### INSTRUCTIONS FOR THE TASK
Would you transcribe the whole listing exactly, minus its pictures?

::: RAW DATA :::

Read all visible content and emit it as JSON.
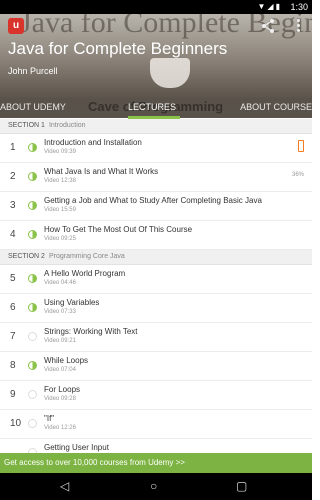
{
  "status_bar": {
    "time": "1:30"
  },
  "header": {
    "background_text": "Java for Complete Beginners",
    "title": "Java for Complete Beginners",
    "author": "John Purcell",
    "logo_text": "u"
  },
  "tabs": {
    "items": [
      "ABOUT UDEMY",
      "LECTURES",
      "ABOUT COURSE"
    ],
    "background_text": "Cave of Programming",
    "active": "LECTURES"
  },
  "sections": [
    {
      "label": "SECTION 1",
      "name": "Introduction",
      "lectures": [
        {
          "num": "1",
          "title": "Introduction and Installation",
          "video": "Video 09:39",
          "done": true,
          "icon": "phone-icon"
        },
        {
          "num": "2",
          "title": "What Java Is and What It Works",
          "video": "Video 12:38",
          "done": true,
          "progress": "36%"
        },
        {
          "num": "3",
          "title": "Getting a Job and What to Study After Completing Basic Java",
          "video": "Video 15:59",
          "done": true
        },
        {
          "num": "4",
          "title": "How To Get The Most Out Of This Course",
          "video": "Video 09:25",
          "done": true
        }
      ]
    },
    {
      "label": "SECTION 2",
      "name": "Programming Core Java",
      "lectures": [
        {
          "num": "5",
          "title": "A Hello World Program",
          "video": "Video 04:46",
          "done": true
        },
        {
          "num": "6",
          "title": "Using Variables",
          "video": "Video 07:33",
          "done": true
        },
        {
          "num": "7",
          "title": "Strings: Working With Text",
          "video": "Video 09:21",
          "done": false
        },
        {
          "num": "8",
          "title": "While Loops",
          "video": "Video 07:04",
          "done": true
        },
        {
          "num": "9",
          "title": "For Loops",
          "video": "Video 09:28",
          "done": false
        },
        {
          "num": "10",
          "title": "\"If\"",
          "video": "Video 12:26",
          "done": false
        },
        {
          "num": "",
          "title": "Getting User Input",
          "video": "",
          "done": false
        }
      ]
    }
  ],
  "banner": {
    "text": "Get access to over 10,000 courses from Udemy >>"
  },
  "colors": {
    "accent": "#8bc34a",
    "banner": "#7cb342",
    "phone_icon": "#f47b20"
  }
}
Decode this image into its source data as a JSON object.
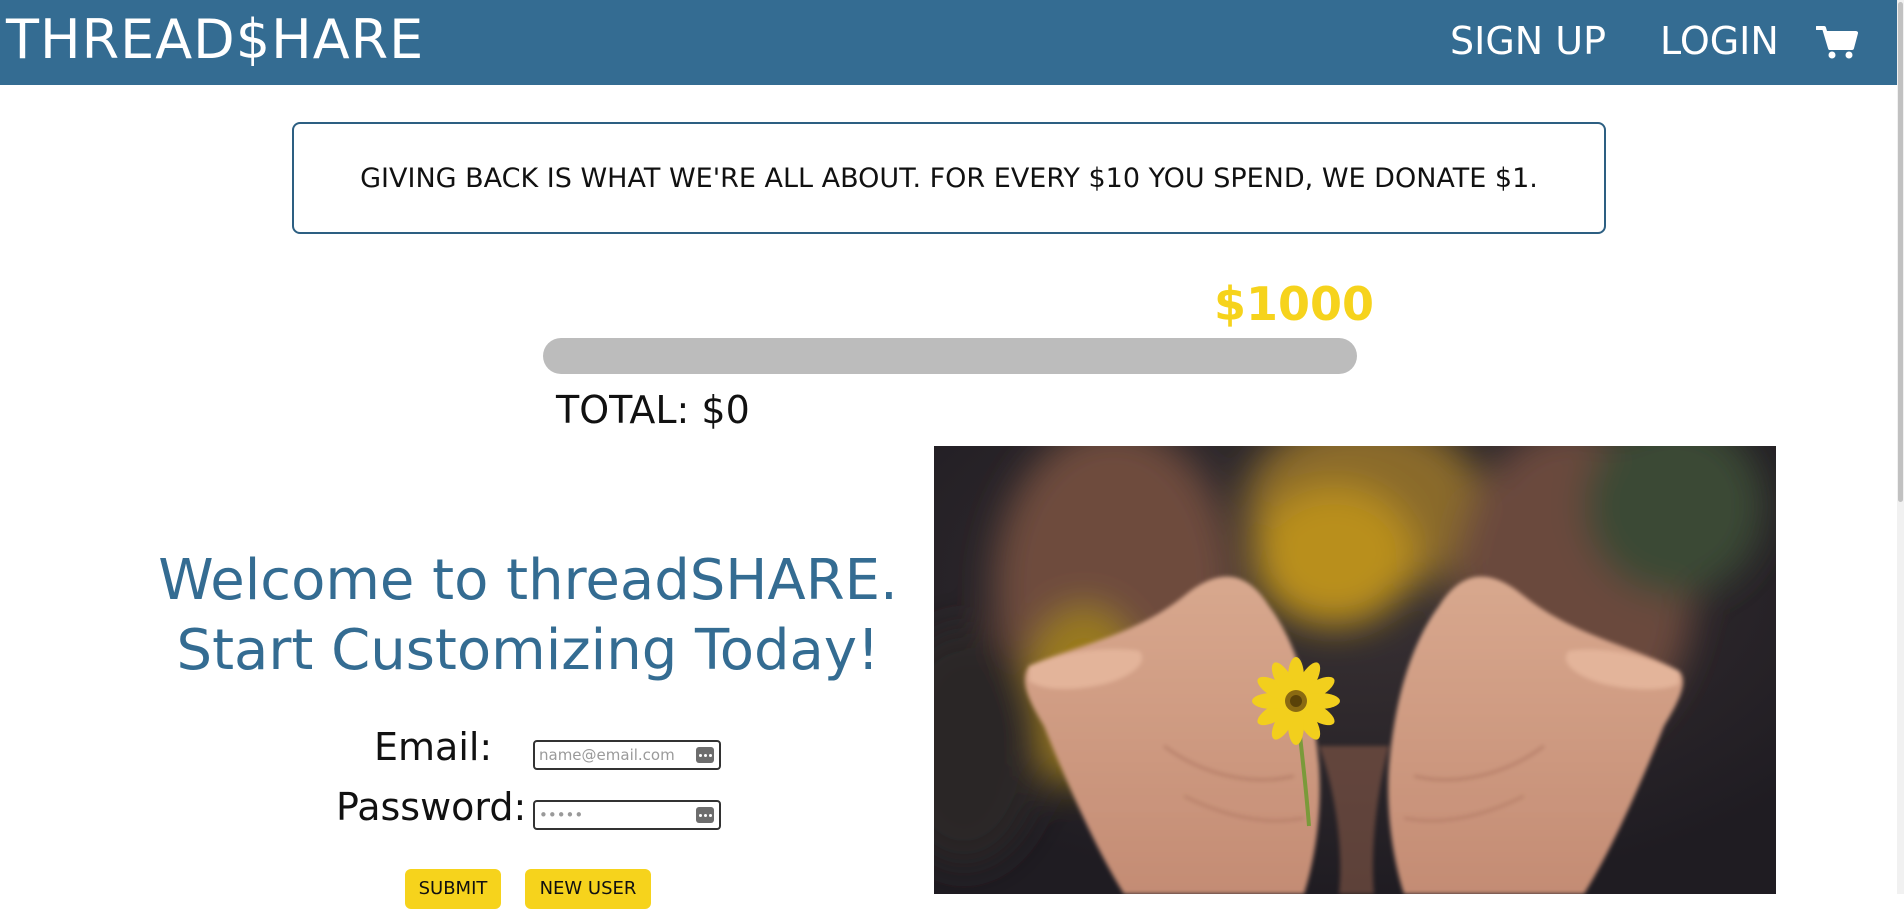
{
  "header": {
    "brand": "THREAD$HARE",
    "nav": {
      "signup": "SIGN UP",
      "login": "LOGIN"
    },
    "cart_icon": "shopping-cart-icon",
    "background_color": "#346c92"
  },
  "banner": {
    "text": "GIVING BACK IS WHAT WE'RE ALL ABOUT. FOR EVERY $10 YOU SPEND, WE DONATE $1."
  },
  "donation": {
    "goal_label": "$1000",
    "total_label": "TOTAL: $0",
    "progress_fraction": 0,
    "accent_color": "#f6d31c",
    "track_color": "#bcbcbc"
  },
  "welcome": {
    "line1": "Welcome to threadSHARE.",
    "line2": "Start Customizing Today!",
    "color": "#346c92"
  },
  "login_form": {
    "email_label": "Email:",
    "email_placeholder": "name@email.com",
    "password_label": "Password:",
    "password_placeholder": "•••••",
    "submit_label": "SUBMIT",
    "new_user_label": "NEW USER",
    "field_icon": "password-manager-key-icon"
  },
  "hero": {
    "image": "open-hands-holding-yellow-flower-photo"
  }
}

:::

### RESULT FOR THIS EXERCISE
Read all visible content and emit it as JSON.
{
  "status_bar": {
    "time": "1:30"
  },
  "header": {
    "background_text": "Java for Complete Beginners",
    "title": "Java for Complete Beginners",
    "author": "John Purcell",
    "logo_text": "u"
  },
  "tabs": {
    "items": [
      "ABOUT UDEMY",
      "LECTURES",
      "ABOUT COURSE"
    ],
    "background_text": "Cave of Programming",
    "active": "LECTURES"
  },
  "sections": [
    {
      "label": "SECTION 1",
      "name": "Introduction",
      "lectures": [
        {
          "num": "1",
          "title": "Introduction and Installation",
          "video": "Video 09:39",
          "done": true,
          "icon": "phone-icon"
        },
        {
          "num": "2",
          "title": "What Java Is and What It Works",
          "video": "Video 12:38",
          "done": true,
          "progress": "36%"
        },
        {
          "num": "3",
          "title": "Getting a Job and What to Study After Completing Basic Java",
          "video": "Video 15:59",
          "done": true
        },
        {
          "num": "4",
          "title": "How To Get The Most Out Of This Course",
          "video": "Video 09:25",
          "done": true
        }
      ]
    },
    {
      "label": "SECTION 2",
      "name": "Programming Core Java",
      "lectures": [
        {
          "num": "5",
          "title": "A Hello World Program",
          "video": "Video 04:46",
          "done": true
        },
        {
          "num": "6",
          "title": "Using Variables",
          "video": "Video 07:33",
          "done": true
        },
        {
          "num": "7",
          "title": "Strings: Working With Text",
          "video": "Video 09:21",
          "done": false
        },
        {
          "num": "8",
          "title": "While Loops",
          "video": "Video 07:04",
          "done": true
        },
        {
          "num": "9",
          "title": "For Loops",
          "video": "Video 09:28",
          "done": false
        },
        {
          "num": "10",
          "title": "\"If\"",
          "video": "Video 12:26",
          "done": false
        },
        {
          "num": "",
          "title": "Getting User Input",
          "video": "",
          "done": false
        }
      ]
    }
  ],
  "banner": {
    "text": "Get access to over 10,000 courses from Udemy >>"
  },
  "colors": {
    "accent": "#8bc34a",
    "banner": "#7cb342",
    "phone_icon": "#f47b20"
  }
}
Decode this image into its source data as a JSON object.
{
  "header": {
    "brand": "THREAD$HARE",
    "nav": {
      "signup": "SIGN UP",
      "login": "LOGIN"
    },
    "cart_icon": "shopping-cart-icon",
    "background_color": "#346c92"
  },
  "banner": {
    "text": "GIVING BACK IS WHAT WE'RE ALL ABOUT. FOR EVERY $10 YOU SPEND, WE DONATE $1."
  },
  "donation": {
    "goal_label": "$1000",
    "total_label": "TOTAL: $0",
    "progress_fraction": 0,
    "accent_color": "#f6d31c",
    "track_color": "#bcbcbc"
  },
  "welcome": {
    "line1": "Welcome to threadSHARE.",
    "line2": "Start Customizing Today!",
    "color": "#346c92"
  },
  "login_form": {
    "email_label": "Email:",
    "email_placeholder": "name@email.com",
    "password_label": "Password:",
    "password_placeholder": "•••••",
    "submit_label": "SUBMIT",
    "new_user_label": "NEW USER",
    "field_icon": "password-manager-key-icon"
  },
  "hero": {
    "image": "open-hands-holding-yellow-flower-photo"
  }
}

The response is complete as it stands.